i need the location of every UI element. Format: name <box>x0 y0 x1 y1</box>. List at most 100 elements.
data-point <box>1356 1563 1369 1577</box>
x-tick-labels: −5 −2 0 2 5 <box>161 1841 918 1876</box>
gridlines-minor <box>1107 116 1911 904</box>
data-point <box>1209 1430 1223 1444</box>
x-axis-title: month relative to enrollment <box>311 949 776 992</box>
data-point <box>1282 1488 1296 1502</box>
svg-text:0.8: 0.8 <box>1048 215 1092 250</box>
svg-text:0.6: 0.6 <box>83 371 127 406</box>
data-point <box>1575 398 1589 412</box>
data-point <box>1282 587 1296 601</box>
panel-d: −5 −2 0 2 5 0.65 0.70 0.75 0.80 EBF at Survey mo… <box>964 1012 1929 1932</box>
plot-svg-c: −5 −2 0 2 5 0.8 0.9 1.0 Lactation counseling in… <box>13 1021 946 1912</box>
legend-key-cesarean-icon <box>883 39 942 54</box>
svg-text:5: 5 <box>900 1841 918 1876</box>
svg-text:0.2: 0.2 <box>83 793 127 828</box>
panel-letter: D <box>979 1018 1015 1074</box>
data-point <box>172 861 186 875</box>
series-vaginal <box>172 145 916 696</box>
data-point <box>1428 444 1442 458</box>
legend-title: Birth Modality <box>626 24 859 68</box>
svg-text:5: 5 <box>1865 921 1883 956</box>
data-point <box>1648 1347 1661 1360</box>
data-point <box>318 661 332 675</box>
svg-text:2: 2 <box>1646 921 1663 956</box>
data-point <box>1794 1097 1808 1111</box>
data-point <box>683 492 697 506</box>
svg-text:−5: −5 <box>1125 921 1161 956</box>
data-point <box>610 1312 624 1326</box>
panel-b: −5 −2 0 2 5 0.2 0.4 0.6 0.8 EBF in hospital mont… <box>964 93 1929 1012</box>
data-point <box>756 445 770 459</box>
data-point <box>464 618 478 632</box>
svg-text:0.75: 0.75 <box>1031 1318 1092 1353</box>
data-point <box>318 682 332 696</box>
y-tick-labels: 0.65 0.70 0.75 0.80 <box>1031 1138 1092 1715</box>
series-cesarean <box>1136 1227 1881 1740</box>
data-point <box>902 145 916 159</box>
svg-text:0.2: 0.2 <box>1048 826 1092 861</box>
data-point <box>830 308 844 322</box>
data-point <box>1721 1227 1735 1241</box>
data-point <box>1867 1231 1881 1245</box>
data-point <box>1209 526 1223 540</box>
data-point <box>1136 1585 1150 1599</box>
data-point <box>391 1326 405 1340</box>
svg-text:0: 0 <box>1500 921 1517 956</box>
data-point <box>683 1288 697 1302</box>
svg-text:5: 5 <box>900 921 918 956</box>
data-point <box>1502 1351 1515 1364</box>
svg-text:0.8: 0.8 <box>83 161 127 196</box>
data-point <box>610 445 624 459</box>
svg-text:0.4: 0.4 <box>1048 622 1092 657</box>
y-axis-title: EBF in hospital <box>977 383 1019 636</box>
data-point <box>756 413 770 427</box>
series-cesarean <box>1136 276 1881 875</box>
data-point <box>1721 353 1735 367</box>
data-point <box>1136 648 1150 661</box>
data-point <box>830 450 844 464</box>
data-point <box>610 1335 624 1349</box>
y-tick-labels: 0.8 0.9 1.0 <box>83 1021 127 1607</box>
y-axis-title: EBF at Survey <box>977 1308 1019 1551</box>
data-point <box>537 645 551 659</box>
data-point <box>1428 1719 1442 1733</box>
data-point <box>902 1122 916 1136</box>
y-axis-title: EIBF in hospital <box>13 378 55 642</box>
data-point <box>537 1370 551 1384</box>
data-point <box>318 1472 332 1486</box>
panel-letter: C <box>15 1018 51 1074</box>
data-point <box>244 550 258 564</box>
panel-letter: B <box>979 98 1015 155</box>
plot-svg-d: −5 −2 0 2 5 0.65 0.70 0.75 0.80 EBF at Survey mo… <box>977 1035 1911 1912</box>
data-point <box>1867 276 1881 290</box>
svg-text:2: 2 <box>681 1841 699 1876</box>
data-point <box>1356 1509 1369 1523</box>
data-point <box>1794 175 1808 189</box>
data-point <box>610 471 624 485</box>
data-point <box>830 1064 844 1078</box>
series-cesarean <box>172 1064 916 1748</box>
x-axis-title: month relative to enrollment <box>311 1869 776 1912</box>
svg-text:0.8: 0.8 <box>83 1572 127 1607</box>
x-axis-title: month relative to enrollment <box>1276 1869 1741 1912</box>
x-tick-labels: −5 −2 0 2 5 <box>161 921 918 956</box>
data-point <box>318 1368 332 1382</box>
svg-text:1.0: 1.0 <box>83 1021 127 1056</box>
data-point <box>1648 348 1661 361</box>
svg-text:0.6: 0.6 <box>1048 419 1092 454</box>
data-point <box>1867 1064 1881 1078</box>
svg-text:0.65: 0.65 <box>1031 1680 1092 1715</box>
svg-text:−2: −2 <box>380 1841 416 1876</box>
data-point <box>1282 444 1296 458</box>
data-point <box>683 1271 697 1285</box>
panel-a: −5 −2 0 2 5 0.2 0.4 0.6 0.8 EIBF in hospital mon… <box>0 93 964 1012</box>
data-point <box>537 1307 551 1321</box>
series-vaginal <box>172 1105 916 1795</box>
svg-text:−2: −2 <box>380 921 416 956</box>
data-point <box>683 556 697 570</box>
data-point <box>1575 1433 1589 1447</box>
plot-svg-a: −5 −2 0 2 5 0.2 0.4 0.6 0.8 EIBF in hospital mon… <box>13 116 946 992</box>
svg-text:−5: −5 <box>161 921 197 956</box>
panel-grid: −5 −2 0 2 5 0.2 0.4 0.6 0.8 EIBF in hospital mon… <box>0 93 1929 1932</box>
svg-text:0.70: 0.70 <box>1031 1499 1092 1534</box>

* * * * *

--- What you have to do ---
Reproduce the records above, switching each "data-point" to "marker" and leaving everything else unchanged.

--- Result for this exercise ---
i need the location of every UI element. Format: name <box>x0 y0 x1 y1</box>. List at most 100 elements.
marker <box>1356 1563 1369 1577</box>
x-tick-labels: −5 −2 0 2 5 <box>161 1841 918 1876</box>
gridlines-minor <box>1107 116 1911 904</box>
marker <box>1209 1430 1223 1444</box>
x-axis-title: month relative to enrollment <box>311 949 776 992</box>
marker <box>1282 1488 1296 1502</box>
svg-text:0.8: 0.8 <box>1048 215 1092 250</box>
svg-text:0.6: 0.6 <box>83 371 127 406</box>
marker <box>1575 398 1589 412</box>
marker <box>1282 587 1296 601</box>
panel-d: −5 −2 0 2 5 0.65 0.70 0.75 0.80 EBF at Survey mo… <box>964 1012 1929 1932</box>
plot-svg-c: −5 −2 0 2 5 0.8 0.9 1.0 Lactation counseling in… <box>13 1021 946 1912</box>
legend-key-cesarean-icon <box>883 39 942 54</box>
svg-text:5: 5 <box>900 1841 918 1876</box>
svg-text:0.2: 0.2 <box>83 793 127 828</box>
panel-letter: D <box>979 1018 1015 1074</box>
marker <box>172 861 186 875</box>
series-vaginal <box>172 145 916 696</box>
marker <box>1428 444 1442 458</box>
legend-title: Birth Modality <box>626 24 859 68</box>
svg-text:5: 5 <box>1865 921 1883 956</box>
marker <box>1648 1347 1661 1360</box>
marker <box>318 661 332 675</box>
svg-text:2: 2 <box>1646 921 1663 956</box>
marker <box>1794 1097 1808 1111</box>
marker <box>683 492 697 506</box>
svg-text:−5: −5 <box>1125 921 1161 956</box>
marker <box>610 1312 624 1326</box>
panel-b: −5 −2 0 2 5 0.2 0.4 0.6 0.8 EBF in hospital mont… <box>964 93 1929 1012</box>
marker <box>756 445 770 459</box>
marker <box>464 618 478 632</box>
svg-text:0.75: 0.75 <box>1031 1318 1092 1353</box>
marker <box>318 682 332 696</box>
y-tick-labels: 0.65 0.70 0.75 0.80 <box>1031 1138 1092 1715</box>
series-cesarean <box>1136 1227 1881 1740</box>
marker <box>902 145 916 159</box>
svg-text:0.2: 0.2 <box>1048 826 1092 861</box>
marker <box>830 308 844 322</box>
marker <box>1721 1227 1735 1241</box>
marker <box>1867 1231 1881 1245</box>
marker <box>1209 526 1223 540</box>
marker <box>1136 1585 1150 1599</box>
marker <box>391 1326 405 1340</box>
svg-text:0: 0 <box>1500 921 1517 956</box>
marker <box>683 1288 697 1302</box>
svg-text:5: 5 <box>900 921 918 956</box>
marker <box>1502 1351 1515 1364</box>
svg-text:0.8: 0.8 <box>83 161 127 196</box>
marker <box>610 445 624 459</box>
svg-text:0.4: 0.4 <box>1048 622 1092 657</box>
y-axis-title: EBF in hospital <box>977 383 1019 636</box>
marker <box>756 413 770 427</box>
series-cesarean <box>1136 276 1881 875</box>
marker <box>1721 353 1735 367</box>
marker <box>1136 648 1150 661</box>
marker <box>830 450 844 464</box>
marker <box>610 1335 624 1349</box>
y-tick-labels: 0.8 0.9 1.0 <box>83 1021 127 1607</box>
y-axis-title: EBF at Survey <box>977 1308 1019 1551</box>
marker <box>537 645 551 659</box>
marker <box>1428 1719 1442 1733</box>
marker <box>902 1122 916 1136</box>
y-axis-title: EIBF in hospital <box>13 378 55 642</box>
marker <box>537 1370 551 1384</box>
marker <box>318 1472 332 1486</box>
panel-letter: C <box>15 1018 51 1074</box>
marker <box>244 550 258 564</box>
panel-letter: B <box>979 98 1015 155</box>
plot-svg-d: −5 −2 0 2 5 0.65 0.70 0.75 0.80 EBF at Survey mo… <box>977 1035 1911 1912</box>
marker <box>1867 276 1881 290</box>
svg-text:2: 2 <box>681 1841 699 1876</box>
marker <box>1356 1509 1369 1523</box>
marker <box>1794 175 1808 189</box>
marker <box>610 471 624 485</box>
marker <box>830 1064 844 1078</box>
series-cesarean <box>172 1064 916 1748</box>
x-axis-title: month relative to enrollment <box>311 1869 776 1912</box>
svg-text:0.8: 0.8 <box>83 1572 127 1607</box>
x-axis-title: month relative to enrollment <box>1276 1869 1741 1912</box>
x-tick-labels: −5 −2 0 2 5 <box>161 921 918 956</box>
marker <box>318 1368 332 1382</box>
svg-text:1.0: 1.0 <box>83 1021 127 1056</box>
marker <box>1648 348 1661 361</box>
svg-text:0.6: 0.6 <box>1048 419 1092 454</box>
marker <box>1867 1064 1881 1078</box>
svg-text:0.65: 0.65 <box>1031 1680 1092 1715</box>
svg-text:−2: −2 <box>380 1841 416 1876</box>
marker <box>1282 444 1296 458</box>
marker <box>683 1271 697 1285</box>
panel-a: −5 −2 0 2 5 0.2 0.4 0.6 0.8 EIBF in hospital mon… <box>0 93 964 1012</box>
marker <box>537 1307 551 1321</box>
series-vaginal <box>172 1105 916 1795</box>
svg-text:−2: −2 <box>380 921 416 956</box>
marker <box>683 556 697 570</box>
marker <box>1575 1433 1589 1447</box>
plot-svg-a: −5 −2 0 2 5 0.2 0.4 0.6 0.8 EIBF in hospital mon… <box>13 116 946 992</box>
svg-text:−5: −5 <box>161 921 197 956</box>
panel-grid: −5 −2 0 2 5 0.2 0.4 0.6 0.8 EIBF in hospital mon… <box>0 93 1929 1932</box>
svg-text:0.70: 0.70 <box>1031 1499 1092 1534</box>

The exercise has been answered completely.